■ **Material to process**:
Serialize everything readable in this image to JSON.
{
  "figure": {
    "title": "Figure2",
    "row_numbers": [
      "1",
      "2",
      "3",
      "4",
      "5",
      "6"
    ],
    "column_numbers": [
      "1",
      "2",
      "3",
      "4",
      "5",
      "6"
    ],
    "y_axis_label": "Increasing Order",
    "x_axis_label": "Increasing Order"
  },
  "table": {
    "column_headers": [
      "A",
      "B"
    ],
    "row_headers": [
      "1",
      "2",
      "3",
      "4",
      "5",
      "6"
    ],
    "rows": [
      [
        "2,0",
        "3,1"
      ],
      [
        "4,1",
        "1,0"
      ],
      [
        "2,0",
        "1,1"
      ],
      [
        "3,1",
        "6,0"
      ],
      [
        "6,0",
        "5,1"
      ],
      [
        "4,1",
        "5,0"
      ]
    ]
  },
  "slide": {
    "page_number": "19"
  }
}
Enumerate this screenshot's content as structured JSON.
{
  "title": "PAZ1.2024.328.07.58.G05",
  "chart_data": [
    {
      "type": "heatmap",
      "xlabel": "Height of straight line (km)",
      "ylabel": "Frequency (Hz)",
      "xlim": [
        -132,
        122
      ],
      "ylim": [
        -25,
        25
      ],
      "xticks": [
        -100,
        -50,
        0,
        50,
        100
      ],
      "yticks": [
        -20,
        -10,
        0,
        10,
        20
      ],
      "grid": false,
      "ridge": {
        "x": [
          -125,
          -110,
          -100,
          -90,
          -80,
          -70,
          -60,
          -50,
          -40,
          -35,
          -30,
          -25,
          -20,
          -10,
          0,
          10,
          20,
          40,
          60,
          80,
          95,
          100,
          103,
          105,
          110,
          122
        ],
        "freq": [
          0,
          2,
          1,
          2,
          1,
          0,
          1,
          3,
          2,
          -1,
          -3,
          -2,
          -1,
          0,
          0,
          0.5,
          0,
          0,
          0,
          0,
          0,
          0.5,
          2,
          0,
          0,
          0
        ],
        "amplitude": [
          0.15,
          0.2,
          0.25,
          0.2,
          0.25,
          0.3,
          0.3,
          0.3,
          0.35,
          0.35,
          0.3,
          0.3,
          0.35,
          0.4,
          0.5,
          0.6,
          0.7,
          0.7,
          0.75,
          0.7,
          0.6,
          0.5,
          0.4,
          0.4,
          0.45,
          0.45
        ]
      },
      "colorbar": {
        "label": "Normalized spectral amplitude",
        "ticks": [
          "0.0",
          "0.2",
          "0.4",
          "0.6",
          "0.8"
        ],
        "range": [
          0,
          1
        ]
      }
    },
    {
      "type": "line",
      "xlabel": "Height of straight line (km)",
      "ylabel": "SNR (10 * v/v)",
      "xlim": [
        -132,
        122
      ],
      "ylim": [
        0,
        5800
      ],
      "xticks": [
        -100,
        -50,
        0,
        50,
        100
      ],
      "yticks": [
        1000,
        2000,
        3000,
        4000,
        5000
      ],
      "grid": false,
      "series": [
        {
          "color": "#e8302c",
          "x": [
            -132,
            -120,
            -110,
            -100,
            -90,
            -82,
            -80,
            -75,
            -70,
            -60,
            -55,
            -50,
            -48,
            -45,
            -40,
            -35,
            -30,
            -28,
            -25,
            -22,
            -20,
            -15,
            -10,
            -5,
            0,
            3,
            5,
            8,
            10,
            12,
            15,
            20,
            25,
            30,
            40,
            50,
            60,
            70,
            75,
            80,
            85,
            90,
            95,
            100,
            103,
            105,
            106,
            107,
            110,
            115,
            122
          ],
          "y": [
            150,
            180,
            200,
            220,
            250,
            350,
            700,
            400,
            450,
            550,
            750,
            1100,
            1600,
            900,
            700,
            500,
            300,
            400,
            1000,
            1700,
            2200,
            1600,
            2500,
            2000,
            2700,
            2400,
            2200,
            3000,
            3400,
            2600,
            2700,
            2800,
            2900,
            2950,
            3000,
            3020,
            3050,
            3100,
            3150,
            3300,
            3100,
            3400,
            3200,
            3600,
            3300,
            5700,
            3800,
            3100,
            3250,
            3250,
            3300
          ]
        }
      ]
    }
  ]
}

■ **Task goal**: Extract each line of the listing above, copying it word for word.

■ **Answer to the exercise**:
Serialize everything readable in this image to JSON.
{
  "figure": {
    "title": "Figure2",
    "row_numbers": [
      "1",
      "2",
      "3",
      "4",
      "5",
      "6"
    ],
    "column_numbers": [
      "1",
      "2",
      "3",
      "4",
      "5",
      "6"
    ],
    "y_axis_label": "Increasing Order",
    "x_axis_label": "Increasing Order"
  },
  "table": {
    "column_headers": [
      "A",
      "B"
    ],
    "row_headers": [
      "1",
      "2",
      "3",
      "4",
      "5",
      "6"
    ],
    "rows": [
      [
        "2,0",
        "3,1"
      ],
      [
        "4,1",
        "1,0"
      ],
      [
        "2,0",
        "1,1"
      ],
      [
        "3,1",
        "6,0"
      ],
      [
        "6,0",
        "5,1"
      ],
      [
        "4,1",
        "5,0"
      ]
    ]
  },
  "slide": {
    "page_number": "19"
  }
}
Enumerate this screenshot's content as structured JSON.
{
  "title": "PAZ1.2024.328.07.58.G05",
  "chart_data": [
    {
      "type": "heatmap",
      "xlabel": "Height of straight line (km)",
      "ylabel": "Frequency (Hz)",
      "xlim": [
        -132,
        122
      ],
      "ylim": [
        -25,
        25
      ],
      "xticks": [
        -100,
        -50,
        0,
        50,
        100
      ],
      "yticks": [
        -20,
        -10,
        0,
        10,
        20
      ],
      "grid": false,
      "ridge": {
        "x": [
          -125,
          -110,
          -100,
          -90,
          -80,
          -70,
          -60,
          -50,
          -40,
          -35,
          -30,
          -25,
          -20,
          -10,
          0,
          10,
          20,
          40,
          60,
          80,
          95,
          100,
          103,
          105,
          110,
          122
        ],
        "freq": [
          0,
          2,
          1,
          2,
          1,
          0,
          1,
          3,
          2,
          -1,
          -3,
          -2,
          -1,
          0,
          0,
          0.5,
          0,
          0,
          0,
          0,
          0,
          0.5,
          2,
          0,
          0,
          0
        ],
        "amplitude": [
          0.15,
          0.2,
          0.25,
          0.2,
          0.25,
          0.3,
          0.3,
          0.3,
          0.35,
          0.35,
          0.3,
          0.3,
          0.35,
          0.4,
          0.5,
          0.6,
          0.7,
          0.7,
          0.75,
          0.7,
          0.6,
          0.5,
          0.4,
          0.4,
          0.45,
          0.45
        ]
      },
      "colorbar": {
        "label": "Normalized spectral amplitude",
        "ticks": [
          "0.0",
          "0.2",
          "0.4",
          "0.6",
          "0.8"
        ],
        "range": [
          0,
          1
        ]
      }
    },
    {
      "type": "line",
      "xlabel": "Height of straight line (km)",
      "ylabel": "SNR (10 * v/v)",
      "xlim": [
        -132,
        122
      ],
      "ylim": [
        0,
        5800
      ],
      "xticks": [
        -100,
        -50,
        0,
        50,
        100
      ],
      "yticks": [
        1000,
        2000,
        3000,
        4000,
        5000
      ],
      "grid": false,
      "series": [
        {
          "color": "#e8302c",
          "x": [
            -132,
            -120,
            -110,
            -100,
            -90,
            -82,
            -80,
            -75,
            -70,
            -60,
            -55,
            -50,
            -48,
            -45,
            -40,
            -35,
            -30,
            -28,
            -25,
            -22,
            -20,
            -15,
            -10,
            -5,
            0,
            3,
            5,
            8,
            10,
            12,
            15,
            20,
            25,
            30,
            40,
            50,
            60,
            70,
            75,
            80,
            85,
            90,
            95,
            100,
            103,
            105,
            106,
            107,
            110,
            115,
            122
          ],
          "y": [
            150,
            180,
            200,
            220,
            250,
            350,
            700,
            400,
            450,
            550,
            750,
            1100,
            1600,
            900,
            700,
            500,
            300,
            400,
            1000,
            1700,
            2200,
            1600,
            2500,
            2000,
            2700,
            2400,
            2200,
            3000,
            3400,
            2600,
            2700,
            2800,
            2900,
            2950,
            3000,
            3020,
            3050,
            3100,
            3150,
            3300,
            3100,
            3400,
            3200,
            3600,
            3300,
            5700,
            3800,
            3100,
            3250,
            3250,
            3300
          ]
        }
      ]
    }
  ]
}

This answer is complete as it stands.